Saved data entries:
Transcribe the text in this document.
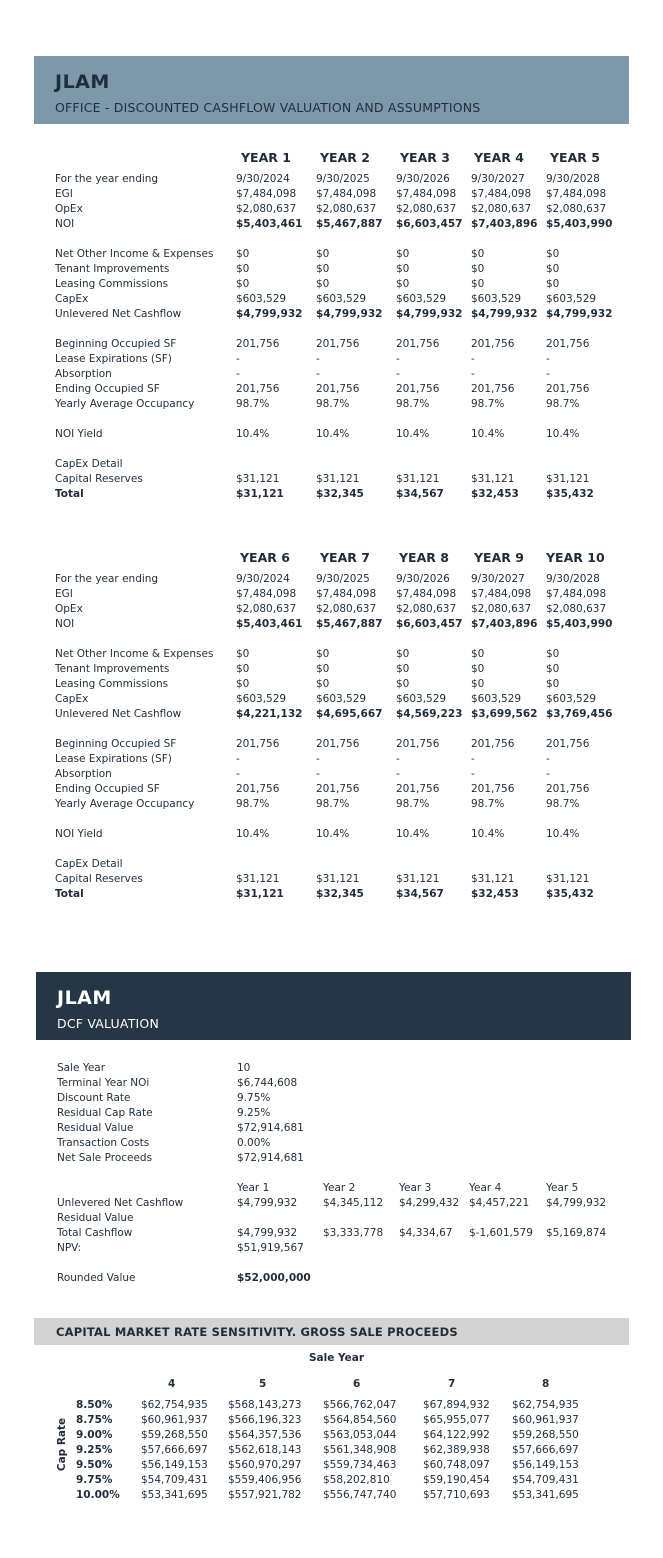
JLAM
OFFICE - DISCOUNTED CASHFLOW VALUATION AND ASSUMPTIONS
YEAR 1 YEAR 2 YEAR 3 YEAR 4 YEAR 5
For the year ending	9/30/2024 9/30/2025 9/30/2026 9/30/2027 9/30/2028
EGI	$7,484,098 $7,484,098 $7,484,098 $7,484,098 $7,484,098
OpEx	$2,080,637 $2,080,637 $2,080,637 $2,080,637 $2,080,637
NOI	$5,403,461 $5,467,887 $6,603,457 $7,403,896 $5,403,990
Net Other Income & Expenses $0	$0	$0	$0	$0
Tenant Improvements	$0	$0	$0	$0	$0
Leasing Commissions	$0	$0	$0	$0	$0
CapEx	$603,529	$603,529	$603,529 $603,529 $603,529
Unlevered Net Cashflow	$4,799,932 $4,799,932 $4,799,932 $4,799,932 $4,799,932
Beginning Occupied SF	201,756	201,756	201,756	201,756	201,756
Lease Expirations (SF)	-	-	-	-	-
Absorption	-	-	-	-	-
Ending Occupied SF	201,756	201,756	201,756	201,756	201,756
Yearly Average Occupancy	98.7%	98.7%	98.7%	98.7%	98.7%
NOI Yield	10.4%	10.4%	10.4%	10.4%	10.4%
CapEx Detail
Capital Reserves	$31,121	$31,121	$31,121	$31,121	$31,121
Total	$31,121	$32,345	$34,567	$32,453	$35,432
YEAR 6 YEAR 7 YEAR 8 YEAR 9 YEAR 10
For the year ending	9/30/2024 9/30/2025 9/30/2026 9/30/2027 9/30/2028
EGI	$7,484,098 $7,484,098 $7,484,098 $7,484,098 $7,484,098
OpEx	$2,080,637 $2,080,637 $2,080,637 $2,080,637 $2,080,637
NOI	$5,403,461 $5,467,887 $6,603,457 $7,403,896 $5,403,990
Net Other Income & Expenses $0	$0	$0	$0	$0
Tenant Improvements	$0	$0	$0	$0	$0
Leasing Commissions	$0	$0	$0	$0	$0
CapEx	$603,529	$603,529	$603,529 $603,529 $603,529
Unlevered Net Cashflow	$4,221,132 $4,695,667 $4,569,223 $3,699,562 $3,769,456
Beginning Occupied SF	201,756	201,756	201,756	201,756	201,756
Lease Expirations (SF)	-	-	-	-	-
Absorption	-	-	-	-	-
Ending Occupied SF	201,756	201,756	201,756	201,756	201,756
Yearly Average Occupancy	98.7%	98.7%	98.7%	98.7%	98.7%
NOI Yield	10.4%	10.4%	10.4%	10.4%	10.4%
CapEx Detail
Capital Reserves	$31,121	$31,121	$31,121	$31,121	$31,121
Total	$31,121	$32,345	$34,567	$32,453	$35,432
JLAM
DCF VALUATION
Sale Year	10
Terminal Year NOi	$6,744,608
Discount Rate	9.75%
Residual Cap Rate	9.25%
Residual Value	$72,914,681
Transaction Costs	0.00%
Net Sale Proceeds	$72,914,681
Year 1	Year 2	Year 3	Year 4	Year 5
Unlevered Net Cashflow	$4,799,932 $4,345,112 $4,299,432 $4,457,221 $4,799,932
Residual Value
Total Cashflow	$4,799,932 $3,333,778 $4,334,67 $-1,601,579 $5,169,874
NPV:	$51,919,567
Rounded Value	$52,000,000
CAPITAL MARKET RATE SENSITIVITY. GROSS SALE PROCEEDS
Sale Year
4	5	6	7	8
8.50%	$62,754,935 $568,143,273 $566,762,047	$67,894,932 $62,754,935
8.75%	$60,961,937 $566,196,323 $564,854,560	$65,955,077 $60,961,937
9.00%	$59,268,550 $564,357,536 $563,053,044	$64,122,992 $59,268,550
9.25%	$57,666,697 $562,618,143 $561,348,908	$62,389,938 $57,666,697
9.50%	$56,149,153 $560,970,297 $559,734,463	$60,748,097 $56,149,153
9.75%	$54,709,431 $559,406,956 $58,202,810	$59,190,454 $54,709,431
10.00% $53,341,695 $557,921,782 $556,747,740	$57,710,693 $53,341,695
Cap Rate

* * *

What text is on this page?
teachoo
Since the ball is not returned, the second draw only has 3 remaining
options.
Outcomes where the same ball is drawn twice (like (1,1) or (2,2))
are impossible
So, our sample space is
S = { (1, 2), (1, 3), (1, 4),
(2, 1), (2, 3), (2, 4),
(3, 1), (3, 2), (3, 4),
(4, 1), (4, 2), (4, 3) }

== Exercise requirements ==
Look through the entries above and report each line where the string "text" occurs.

== Expected answer ==
Transcribe the text in this document.
What text is on this page?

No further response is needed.